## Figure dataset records
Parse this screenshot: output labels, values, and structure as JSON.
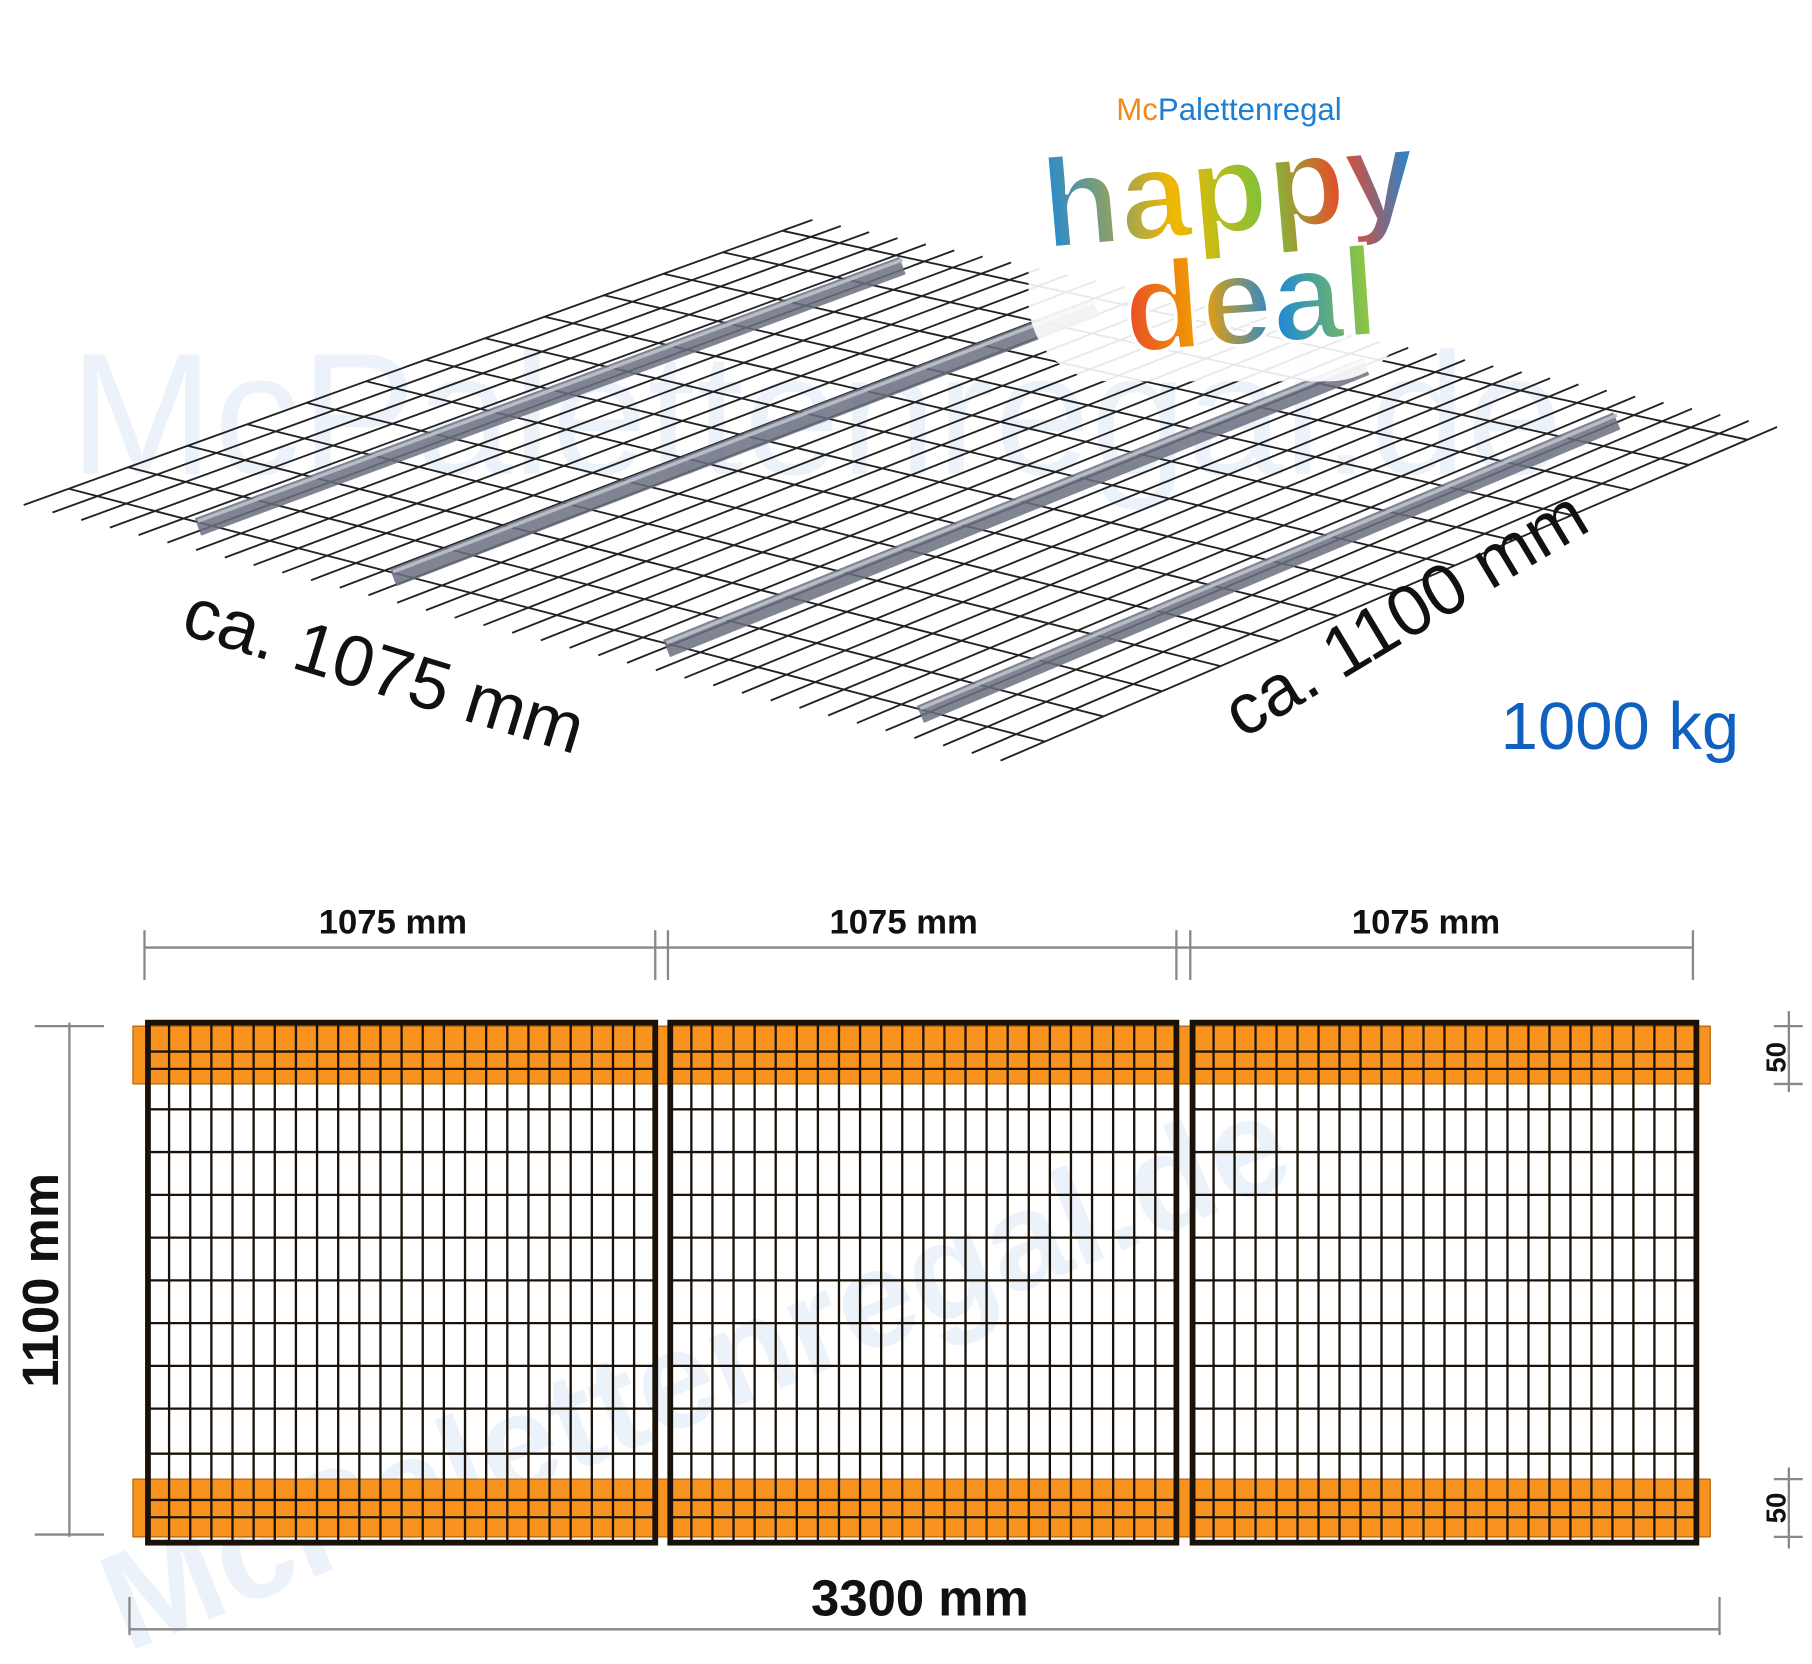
{
  "logo": {
    "prefix": "Mc",
    "name": "Palettenregal",
    "line1": "happy",
    "line2": "deal"
  },
  "watermark": "McPalettenregal.de",
  "perspective": {
    "width_label": "ca. 1075 mm",
    "depth_label": "ca. 1100 mm",
    "load_label": "1000 kg"
  },
  "plan": {
    "panel_labels": [
      "1075 mm",
      "1075 mm",
      "1075 mm"
    ],
    "total_label": "3300 mm",
    "depth_label": "1100 mm",
    "beam_labels": [
      "50",
      "50"
    ]
  }
}
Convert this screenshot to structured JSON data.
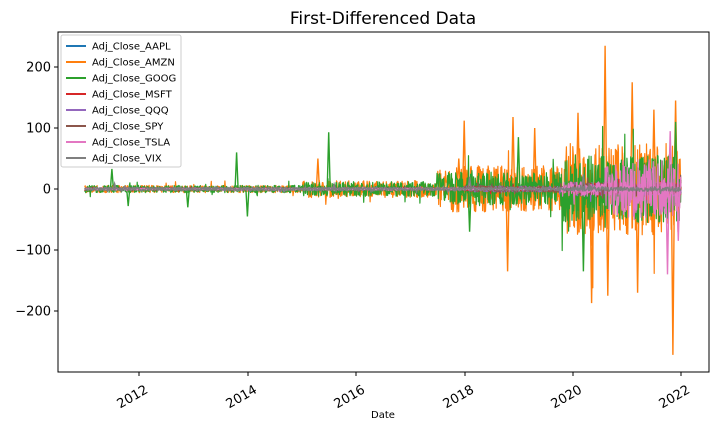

## Set problem
Without the pictures, return the entries exactly as they appear.

## Expected output
Parse this screenshot: output labels, values, and structure as JSON.
{
  "logo": {
    "prefix": "Mc",
    "name": "Palettenregal",
    "line1": "happy",
    "line2": "deal"
  },
  "watermark": "McPalettenregal.de",
  "perspective": {
    "width_label": "ca. 1075 mm",
    "depth_label": "ca. 1100 mm",
    "load_label": "1000 kg"
  },
  "plan": {
    "panel_labels": [
      "1075 mm",
      "1075 mm",
      "1075 mm"
    ],
    "total_label": "3300 mm",
    "depth_label": "1100 mm",
    "beam_labels": [
      "50",
      "50"
    ]
  }
}
Convert this screenshot to structured JSON data.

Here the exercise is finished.